Exercise:
Copy out, unchanged, everything from the start of the records down to the line that contains "42, 1109, 71]", with both ends included.

[Layout records]
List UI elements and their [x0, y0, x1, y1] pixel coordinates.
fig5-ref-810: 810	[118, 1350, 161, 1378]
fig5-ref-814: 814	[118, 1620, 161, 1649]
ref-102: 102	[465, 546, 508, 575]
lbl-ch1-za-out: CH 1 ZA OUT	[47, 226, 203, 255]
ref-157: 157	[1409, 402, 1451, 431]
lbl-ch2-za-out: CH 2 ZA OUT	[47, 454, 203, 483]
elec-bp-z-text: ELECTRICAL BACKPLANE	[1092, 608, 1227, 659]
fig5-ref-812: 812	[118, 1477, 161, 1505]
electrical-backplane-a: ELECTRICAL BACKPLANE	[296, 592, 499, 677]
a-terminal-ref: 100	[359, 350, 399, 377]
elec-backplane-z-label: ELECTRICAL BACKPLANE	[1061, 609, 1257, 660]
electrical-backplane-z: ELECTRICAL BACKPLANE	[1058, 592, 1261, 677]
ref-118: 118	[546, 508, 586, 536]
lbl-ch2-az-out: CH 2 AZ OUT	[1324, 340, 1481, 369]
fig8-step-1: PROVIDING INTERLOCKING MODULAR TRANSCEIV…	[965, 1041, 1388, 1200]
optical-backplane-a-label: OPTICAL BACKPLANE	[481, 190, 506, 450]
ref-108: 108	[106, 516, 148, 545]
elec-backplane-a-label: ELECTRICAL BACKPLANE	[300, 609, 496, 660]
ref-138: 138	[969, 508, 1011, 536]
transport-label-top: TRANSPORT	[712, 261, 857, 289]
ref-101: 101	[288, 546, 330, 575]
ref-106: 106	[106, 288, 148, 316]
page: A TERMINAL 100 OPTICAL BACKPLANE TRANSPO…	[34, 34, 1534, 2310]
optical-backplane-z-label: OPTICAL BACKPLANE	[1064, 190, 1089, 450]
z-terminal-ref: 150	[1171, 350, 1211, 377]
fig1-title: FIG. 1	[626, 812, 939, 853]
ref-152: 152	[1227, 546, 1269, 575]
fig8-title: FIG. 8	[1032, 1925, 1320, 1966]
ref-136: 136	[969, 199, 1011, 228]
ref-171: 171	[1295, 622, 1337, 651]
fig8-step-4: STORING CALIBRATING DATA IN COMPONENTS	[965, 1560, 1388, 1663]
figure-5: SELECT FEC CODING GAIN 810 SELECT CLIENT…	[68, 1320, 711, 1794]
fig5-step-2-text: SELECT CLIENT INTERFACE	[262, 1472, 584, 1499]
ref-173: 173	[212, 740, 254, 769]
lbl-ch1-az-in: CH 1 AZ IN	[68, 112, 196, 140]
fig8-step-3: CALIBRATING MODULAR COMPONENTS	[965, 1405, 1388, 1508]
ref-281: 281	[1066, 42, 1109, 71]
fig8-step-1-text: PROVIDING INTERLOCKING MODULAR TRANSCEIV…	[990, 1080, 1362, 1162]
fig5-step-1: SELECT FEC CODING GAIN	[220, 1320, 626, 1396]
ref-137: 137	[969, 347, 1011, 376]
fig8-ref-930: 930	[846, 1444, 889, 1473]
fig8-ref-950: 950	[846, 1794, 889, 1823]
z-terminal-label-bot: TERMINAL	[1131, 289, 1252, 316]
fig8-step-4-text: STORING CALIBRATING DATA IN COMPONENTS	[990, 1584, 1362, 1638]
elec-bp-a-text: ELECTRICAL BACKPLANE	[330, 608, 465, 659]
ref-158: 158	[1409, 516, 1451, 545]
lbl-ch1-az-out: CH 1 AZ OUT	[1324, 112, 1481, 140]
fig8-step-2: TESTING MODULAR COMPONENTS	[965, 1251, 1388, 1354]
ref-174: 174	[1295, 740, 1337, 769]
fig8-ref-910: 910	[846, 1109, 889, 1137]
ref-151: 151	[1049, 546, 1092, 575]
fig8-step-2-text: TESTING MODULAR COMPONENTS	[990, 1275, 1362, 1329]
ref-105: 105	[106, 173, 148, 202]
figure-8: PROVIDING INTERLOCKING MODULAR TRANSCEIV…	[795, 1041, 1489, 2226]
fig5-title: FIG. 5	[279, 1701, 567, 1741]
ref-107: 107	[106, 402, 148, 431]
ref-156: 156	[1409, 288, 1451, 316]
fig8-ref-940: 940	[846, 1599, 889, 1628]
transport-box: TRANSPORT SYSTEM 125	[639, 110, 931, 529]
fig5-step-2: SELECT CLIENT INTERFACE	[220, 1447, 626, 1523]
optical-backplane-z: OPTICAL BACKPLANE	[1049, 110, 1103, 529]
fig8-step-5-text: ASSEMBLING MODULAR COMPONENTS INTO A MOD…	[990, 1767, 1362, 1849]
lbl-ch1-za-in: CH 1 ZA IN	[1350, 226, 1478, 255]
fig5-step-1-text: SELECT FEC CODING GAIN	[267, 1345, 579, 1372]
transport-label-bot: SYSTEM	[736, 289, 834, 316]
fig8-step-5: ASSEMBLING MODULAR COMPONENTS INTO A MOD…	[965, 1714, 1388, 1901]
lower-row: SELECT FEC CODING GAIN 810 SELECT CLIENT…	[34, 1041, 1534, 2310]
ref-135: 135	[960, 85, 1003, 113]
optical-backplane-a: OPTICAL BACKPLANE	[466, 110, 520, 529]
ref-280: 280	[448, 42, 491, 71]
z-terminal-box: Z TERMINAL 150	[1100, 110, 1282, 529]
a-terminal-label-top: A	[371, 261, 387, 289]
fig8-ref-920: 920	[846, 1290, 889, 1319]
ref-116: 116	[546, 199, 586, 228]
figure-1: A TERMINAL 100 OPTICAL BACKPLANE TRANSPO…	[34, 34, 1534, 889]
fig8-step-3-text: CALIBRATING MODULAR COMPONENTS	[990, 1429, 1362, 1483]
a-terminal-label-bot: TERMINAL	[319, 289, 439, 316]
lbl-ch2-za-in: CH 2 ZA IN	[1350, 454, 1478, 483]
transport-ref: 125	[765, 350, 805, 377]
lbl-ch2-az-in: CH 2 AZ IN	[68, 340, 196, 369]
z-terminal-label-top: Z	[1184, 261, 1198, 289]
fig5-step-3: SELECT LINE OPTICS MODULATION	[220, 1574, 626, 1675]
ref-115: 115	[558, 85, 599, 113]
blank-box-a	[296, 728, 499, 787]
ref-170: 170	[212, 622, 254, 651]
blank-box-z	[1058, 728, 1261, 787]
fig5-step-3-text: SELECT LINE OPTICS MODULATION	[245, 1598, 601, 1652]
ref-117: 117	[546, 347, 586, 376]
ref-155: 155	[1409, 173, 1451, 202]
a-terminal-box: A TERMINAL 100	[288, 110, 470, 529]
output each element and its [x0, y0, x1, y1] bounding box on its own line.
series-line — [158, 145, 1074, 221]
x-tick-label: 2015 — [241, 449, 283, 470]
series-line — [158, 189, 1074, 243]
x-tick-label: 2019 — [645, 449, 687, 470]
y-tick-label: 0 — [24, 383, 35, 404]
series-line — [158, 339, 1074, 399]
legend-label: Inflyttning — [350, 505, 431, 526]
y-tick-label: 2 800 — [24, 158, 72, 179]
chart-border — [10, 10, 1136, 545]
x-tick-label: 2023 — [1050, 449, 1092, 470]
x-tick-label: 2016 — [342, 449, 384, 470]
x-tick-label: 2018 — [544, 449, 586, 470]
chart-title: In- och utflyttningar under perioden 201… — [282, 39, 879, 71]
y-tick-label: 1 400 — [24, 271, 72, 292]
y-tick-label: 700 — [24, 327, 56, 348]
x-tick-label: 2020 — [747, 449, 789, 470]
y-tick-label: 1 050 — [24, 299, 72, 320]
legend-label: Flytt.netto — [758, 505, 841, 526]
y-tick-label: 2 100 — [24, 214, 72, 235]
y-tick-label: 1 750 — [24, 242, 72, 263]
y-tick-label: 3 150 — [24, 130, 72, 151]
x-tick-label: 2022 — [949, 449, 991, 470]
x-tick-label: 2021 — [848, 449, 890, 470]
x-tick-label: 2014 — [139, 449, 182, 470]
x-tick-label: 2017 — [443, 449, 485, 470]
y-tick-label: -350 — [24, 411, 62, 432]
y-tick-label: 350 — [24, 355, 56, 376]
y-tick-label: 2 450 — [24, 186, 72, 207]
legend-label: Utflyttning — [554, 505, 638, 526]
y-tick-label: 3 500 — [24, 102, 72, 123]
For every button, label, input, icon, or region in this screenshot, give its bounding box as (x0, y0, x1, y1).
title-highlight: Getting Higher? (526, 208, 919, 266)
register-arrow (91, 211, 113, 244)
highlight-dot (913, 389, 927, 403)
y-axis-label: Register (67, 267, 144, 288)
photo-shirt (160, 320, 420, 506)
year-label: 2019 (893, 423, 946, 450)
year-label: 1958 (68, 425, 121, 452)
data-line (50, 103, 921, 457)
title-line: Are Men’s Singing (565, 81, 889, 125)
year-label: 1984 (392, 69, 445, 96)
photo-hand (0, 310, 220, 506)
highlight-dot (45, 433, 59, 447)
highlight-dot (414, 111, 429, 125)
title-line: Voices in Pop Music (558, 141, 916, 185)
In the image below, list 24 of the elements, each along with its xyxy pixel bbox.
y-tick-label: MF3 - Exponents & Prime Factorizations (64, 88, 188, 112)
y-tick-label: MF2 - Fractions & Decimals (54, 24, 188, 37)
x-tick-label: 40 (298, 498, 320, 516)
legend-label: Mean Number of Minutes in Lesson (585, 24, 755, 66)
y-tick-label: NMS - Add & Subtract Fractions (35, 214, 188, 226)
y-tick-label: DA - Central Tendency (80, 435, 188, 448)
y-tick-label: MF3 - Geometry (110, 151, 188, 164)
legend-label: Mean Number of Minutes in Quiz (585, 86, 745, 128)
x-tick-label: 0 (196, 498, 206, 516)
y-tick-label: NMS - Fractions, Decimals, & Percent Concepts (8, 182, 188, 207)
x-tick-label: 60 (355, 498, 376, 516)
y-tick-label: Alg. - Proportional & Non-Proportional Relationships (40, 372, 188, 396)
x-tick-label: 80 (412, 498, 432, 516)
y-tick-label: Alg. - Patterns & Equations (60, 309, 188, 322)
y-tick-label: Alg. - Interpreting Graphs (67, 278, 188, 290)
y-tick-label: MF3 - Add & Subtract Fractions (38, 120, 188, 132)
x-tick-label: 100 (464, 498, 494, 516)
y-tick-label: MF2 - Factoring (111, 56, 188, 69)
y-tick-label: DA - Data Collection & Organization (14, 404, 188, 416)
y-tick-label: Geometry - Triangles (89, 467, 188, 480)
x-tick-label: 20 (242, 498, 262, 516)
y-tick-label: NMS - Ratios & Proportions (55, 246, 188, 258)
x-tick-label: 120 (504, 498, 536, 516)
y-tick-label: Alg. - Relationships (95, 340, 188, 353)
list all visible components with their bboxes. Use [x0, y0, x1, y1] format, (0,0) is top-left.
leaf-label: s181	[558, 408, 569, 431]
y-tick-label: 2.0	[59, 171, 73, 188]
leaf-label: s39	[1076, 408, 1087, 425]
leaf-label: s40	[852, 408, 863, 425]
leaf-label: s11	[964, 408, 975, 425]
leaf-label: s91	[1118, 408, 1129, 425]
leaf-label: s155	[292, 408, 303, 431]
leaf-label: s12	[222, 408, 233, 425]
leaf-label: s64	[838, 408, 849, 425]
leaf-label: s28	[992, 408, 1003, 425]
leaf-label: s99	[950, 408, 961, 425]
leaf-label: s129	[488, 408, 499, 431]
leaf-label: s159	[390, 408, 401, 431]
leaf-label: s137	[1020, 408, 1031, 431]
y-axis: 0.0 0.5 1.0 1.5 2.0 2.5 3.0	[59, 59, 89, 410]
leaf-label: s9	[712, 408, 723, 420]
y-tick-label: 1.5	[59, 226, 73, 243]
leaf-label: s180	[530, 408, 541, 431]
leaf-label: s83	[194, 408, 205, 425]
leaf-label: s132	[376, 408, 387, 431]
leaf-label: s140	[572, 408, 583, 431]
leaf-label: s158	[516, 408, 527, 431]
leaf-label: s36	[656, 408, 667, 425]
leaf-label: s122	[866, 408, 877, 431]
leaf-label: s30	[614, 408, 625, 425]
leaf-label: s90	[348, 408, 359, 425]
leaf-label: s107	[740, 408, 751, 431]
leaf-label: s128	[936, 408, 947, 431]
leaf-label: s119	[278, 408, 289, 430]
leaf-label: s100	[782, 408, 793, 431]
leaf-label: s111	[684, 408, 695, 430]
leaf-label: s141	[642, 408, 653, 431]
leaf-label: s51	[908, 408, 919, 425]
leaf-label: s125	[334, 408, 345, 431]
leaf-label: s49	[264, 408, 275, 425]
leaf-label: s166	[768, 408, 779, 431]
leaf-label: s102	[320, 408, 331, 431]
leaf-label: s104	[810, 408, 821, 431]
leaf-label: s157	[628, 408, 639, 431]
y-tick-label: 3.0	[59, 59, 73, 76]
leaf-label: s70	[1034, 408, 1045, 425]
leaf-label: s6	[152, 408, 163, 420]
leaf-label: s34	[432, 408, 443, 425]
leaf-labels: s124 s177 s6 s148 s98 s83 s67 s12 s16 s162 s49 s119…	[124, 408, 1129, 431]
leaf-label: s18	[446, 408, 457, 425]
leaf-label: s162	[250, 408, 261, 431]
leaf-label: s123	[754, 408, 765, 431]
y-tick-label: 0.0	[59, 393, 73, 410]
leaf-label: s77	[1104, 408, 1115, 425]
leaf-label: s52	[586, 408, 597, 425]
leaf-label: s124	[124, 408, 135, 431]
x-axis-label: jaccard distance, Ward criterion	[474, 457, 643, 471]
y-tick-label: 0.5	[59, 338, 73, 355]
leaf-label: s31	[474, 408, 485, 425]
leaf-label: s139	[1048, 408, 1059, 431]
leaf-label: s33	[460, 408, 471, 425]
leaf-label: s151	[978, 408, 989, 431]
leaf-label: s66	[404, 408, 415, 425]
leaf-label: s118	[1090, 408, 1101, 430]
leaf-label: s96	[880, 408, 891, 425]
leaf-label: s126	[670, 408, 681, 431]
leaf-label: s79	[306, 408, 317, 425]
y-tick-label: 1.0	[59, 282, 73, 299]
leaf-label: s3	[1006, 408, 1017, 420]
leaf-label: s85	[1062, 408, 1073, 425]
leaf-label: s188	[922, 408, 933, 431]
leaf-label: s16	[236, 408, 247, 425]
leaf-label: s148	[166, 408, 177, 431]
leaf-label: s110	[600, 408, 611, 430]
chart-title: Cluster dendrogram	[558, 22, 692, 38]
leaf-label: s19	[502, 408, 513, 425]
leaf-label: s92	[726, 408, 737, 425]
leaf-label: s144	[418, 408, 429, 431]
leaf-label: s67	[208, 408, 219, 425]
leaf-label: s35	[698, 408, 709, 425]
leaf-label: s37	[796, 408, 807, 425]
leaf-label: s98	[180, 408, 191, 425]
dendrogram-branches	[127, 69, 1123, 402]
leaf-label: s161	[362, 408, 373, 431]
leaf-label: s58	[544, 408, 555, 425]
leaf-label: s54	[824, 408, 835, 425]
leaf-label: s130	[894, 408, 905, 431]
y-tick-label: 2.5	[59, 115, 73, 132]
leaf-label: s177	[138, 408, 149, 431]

Final result:
List UI elements and their [x0, y0, x1, y1] pixel coordinates.
fig5-ref-810: 810	[118, 1350, 161, 1378]
fig5-ref-814: 814	[118, 1620, 161, 1649]
ref-102: 102	[465, 546, 508, 575]
lbl-ch1-za-out: CH 1 ZA OUT	[47, 226, 203, 255]
ref-157: 157	[1409, 402, 1451, 431]
lbl-ch2-za-out: CH 2 ZA OUT	[47, 454, 203, 483]
elec-bp-z-text: ELECTRICAL BACKPLANE	[1092, 608, 1227, 659]
fig5-ref-812: 812	[118, 1477, 161, 1505]
electrical-backplane-a: ELECTRICAL BACKPLANE	[296, 592, 499, 677]
a-terminal-ref: 100	[359, 350, 399, 377]
elec-backplane-z-label: ELECTRICAL BACKPLANE	[1061, 609, 1257, 660]
electrical-backplane-z: ELECTRICAL BACKPLANE	[1058, 592, 1261, 677]
ref-118: 118	[546, 508, 586, 536]
lbl-ch2-az-out: CH 2 AZ OUT	[1324, 340, 1481, 369]
fig8-step-1: PROVIDING INTERLOCKING MODULAR TRANSCEIV…	[965, 1041, 1388, 1200]
optical-backplane-a-label: OPTICAL BACKPLANE	[481, 190, 506, 450]
ref-108: 108	[106, 516, 148, 545]
elec-backplane-a-label: ELECTRICAL BACKPLANE	[300, 609, 496, 660]
ref-138: 138	[969, 508, 1011, 536]
transport-label-top: TRANSPORT	[712, 261, 857, 289]
ref-101: 101	[288, 546, 330, 575]
ref-106: 106	[106, 288, 148, 316]
page: A TERMINAL 100 OPTICAL BACKPLANE TRANSPO…	[34, 34, 1534, 2310]
optical-backplane-z-label: OPTICAL BACKPLANE	[1064, 190, 1089, 450]
z-terminal-ref: 150	[1171, 350, 1211, 377]
fig1-title: FIG. 1	[626, 812, 939, 853]
ref-152: 152	[1227, 546, 1269, 575]
fig8-title: FIG. 8	[1032, 1925, 1320, 1966]
ref-136: 136	[969, 199, 1011, 228]
ref-171: 171	[1295, 622, 1337, 651]
fig8-step-4: STORING CALIBRATING DATA IN COMPONENTS	[965, 1560, 1388, 1663]
figure-5: SELECT FEC CODING GAIN 810 SELECT CLIENT…	[68, 1320, 711, 1794]
fig5-step-2-text: SELECT CLIENT INTERFACE	[262, 1472, 584, 1499]
ref-173: 173	[212, 740, 254, 769]
lbl-ch1-az-in: CH 1 AZ IN	[68, 112, 196, 140]
fig8-step-3: CALIBRATING MODULAR COMPONENTS	[965, 1405, 1388, 1508]
ref-281: 281	[1066, 42, 1109, 71]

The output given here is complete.